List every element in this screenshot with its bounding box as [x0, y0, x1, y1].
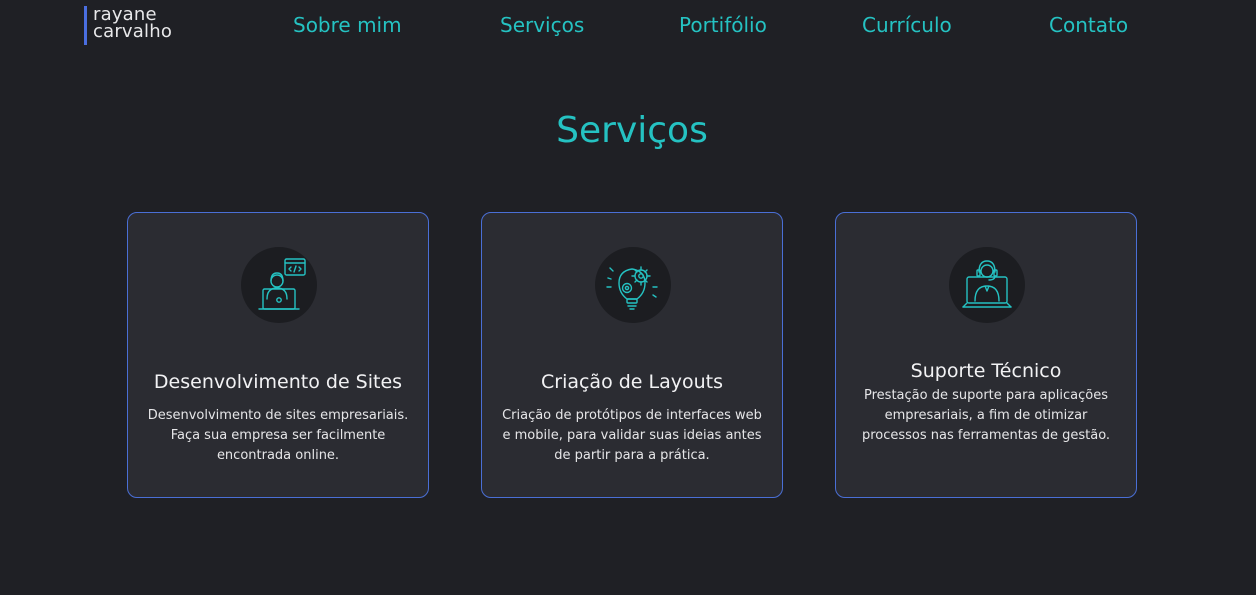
web-developer-icon	[241, 247, 317, 323]
service-card-description: Criação de protótipos de interfaces web …	[502, 408, 762, 463]
logo-line-last-name: carvalho	[93, 21, 173, 42]
service-card-title: Criação de Layouts	[540, 371, 724, 393]
nav-link-servicos[interactable]: Serviços	[500, 13, 584, 37]
nav-link-portifolio[interactable]: Portifólio	[679, 13, 767, 37]
service-card-layout-creation: Criação de Layouts Criação de protótipos…	[481, 212, 783, 498]
service-card-description: Desenvolvimento de sites empresariais. F…	[147, 408, 409, 463]
nav-link-sobre-mim[interactable]: Sobre mim	[293, 13, 402, 37]
tech-support-icon	[949, 247, 1025, 323]
site-logo[interactable]: rayane carvalho	[84, 6, 172, 45]
service-card-web-development: Desenvolvimento de Sites Desenvolvimento…	[127, 212, 429, 498]
nav-link-curriculo[interactable]: Currículo	[862, 13, 952, 37]
service-card-technical-support: Suporte Técnico Prestação de suporte par…	[835, 212, 1137, 498]
top-navigation-bar: rayane carvalho Sobre mim Serviços Porti…	[0, 0, 1256, 52]
services-section-title: Serviços	[556, 110, 708, 151]
service-card-title: Suporte Técnico	[910, 360, 1062, 382]
service-card-title: Desenvolvimento de Sites	[153, 371, 403, 393]
nav-link-contato[interactable]: Contato	[1049, 13, 1128, 37]
lightbulb-gear-icon	[595, 247, 671, 323]
service-card-description: Prestação de suporte para aplicações emp…	[861, 388, 1111, 443]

§ Task statement
Rewrite every line of the listing above as a Markdown table with the columns Row and Line, numbering the rows and skipping blank lines. Leave the pictures out.

§ Task result
| Row | Line |
|---|---|
| 1 | List every element in this screenshot with its bounding box as [x0, y0, x1, y1]. |
| 2 | web-developer-icon	[241, 247, 317, 323] |
| 3 | service-card-description: Criação de protótipos de interfaces web …	[502, 408, 762, 463] |
| 4 | logo-line-last-name: carvalho	[93, 21, 173, 42] |
| 5 | service-card-title: Criação de Layouts	[540, 371, 724, 393] |
| 6 | nav-link-servicos[interactable]: Serviços	[500, 13, 584, 37] |
| 7 | nav-link-portifolio[interactable]: Portifólio	[679, 13, 767, 37] |
| 8 | service-card-layout-creation: Criação de Layouts Criação de protótipos…	[481, 212, 783, 498] |
| 9 | service-card-description: Desenvolvimento de sites empresariais. F…	[147, 408, 409, 463] |
| 10 | nav-link-sobre-mim[interactable]: Sobre mim	[293, 13, 402, 37] |
| 11 | tech-support-icon	[949, 247, 1025, 323] |
| 12 | site-logo[interactable]: rayane carvalho	[84, 6, 172, 45] |
| 13 | service-card-web-development: Desenvolvimento de Sites Desenvolvimento…	[127, 212, 429, 498] |
| 14 | nav-link-curriculo[interactable]: Currículo	[862, 13, 952, 37] |
| 15 | service-card-technical-support: Suporte Técnico Prestação de suporte par…	[835, 212, 1137, 498] |
| 16 | top-navigation-bar: rayane carvalho Sobre mim Serviços Porti…	[0, 0, 1256, 52] |
| 17 | services-section-title: Serviços	[556, 110, 708, 151] |
| 18 | service-card-title: Suporte Técnico	[910, 360, 1062, 382] |
| 19 | service-card-title: Desenvolvimento de Sites	[153, 371, 403, 393] |
| 20 | nav-link-contato[interactable]: Contato	[1049, 13, 1128, 37] |
| 21 | lightbulb-gear-icon	[595, 247, 671, 323] |
| 22 | service-card-description: Prestação de suporte para aplicações emp…	[861, 388, 1111, 443] |